GIVEN EXERCISE:
Copy each line in which the string "groups" occurs.

(Saved entries)

::::::::::

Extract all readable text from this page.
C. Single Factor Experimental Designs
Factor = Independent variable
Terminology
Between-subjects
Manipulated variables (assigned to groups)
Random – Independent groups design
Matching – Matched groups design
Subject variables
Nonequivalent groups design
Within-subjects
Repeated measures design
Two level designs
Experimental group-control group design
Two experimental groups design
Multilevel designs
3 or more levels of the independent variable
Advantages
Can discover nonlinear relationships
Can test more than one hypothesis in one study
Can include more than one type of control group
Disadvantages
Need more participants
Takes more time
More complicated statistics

::::::::::

TASK RESPONSE:
Manipulated variables (assigned to groups)
Random – Independent groups design
Matching – Matched groups design
Nonequivalent groups design
Two experimental groups design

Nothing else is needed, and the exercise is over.